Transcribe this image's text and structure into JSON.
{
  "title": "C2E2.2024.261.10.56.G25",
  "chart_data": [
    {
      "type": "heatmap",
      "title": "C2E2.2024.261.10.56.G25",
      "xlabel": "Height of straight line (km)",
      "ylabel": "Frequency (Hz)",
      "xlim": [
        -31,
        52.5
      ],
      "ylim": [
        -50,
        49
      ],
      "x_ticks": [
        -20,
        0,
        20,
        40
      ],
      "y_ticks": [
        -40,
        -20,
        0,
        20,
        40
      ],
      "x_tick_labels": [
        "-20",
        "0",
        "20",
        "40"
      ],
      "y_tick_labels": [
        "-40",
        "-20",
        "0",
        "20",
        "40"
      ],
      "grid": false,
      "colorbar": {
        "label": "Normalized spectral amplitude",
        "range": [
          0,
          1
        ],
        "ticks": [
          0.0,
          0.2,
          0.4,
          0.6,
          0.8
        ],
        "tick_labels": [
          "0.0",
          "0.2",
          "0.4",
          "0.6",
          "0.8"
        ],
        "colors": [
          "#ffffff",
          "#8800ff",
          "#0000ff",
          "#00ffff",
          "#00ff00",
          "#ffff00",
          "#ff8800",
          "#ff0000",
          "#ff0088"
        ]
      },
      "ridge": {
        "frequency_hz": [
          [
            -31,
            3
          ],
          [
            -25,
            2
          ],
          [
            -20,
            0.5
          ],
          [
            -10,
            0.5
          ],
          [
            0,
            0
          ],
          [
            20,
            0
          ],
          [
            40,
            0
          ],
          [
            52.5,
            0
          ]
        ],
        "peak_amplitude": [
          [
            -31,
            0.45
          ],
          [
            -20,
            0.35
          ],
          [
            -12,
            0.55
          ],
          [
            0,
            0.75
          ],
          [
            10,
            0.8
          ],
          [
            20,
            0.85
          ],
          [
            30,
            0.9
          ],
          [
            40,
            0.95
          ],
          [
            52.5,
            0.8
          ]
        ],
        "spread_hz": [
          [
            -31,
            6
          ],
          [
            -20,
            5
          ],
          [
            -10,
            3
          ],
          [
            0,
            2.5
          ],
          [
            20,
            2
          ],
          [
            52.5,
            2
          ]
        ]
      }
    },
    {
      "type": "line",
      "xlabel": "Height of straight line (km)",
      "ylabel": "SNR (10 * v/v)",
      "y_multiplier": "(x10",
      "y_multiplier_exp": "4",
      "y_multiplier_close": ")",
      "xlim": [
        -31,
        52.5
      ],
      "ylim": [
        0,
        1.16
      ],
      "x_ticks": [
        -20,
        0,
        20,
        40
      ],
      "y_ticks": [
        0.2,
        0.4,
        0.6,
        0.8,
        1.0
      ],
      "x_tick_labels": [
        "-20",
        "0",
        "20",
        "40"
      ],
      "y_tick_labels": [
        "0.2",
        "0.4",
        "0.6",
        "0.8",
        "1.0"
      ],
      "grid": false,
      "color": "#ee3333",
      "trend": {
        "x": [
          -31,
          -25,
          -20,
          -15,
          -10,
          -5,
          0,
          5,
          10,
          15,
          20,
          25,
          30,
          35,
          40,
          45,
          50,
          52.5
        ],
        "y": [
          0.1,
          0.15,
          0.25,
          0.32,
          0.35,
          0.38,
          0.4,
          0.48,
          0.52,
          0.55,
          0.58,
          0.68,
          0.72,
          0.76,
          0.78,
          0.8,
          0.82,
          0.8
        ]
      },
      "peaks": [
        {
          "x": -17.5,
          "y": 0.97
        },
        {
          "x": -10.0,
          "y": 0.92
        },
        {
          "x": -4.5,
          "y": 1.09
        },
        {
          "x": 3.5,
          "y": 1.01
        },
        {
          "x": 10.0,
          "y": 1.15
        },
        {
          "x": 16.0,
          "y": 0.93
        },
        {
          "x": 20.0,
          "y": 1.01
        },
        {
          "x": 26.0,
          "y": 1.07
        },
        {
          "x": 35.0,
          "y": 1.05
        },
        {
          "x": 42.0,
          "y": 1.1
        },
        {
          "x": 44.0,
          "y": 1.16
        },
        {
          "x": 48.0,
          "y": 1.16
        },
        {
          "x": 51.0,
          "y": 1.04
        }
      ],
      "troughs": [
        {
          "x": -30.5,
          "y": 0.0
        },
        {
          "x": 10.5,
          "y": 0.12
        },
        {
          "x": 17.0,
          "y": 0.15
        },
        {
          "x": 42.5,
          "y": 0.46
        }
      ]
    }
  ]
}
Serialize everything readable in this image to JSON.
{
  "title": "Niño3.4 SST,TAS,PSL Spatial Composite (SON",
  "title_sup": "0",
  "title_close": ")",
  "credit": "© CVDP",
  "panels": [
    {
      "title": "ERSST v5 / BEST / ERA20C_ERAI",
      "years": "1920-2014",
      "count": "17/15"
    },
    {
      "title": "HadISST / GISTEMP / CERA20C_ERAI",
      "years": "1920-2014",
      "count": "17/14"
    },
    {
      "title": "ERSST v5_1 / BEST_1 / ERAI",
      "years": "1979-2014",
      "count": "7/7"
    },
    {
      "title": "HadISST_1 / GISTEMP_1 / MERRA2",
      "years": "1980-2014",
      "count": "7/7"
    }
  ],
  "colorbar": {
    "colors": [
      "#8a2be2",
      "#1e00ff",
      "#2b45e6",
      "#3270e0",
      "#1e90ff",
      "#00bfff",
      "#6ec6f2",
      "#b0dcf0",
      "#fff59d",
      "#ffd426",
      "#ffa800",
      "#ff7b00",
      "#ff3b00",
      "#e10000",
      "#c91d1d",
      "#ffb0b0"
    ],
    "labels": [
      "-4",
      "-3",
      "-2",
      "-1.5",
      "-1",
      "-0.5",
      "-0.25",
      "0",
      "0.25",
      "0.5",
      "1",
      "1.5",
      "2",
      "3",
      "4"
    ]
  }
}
--- --- ---
Exercise description: Work through the data and report how many of its lines hold the word "years", giving only the figure.

In response: 4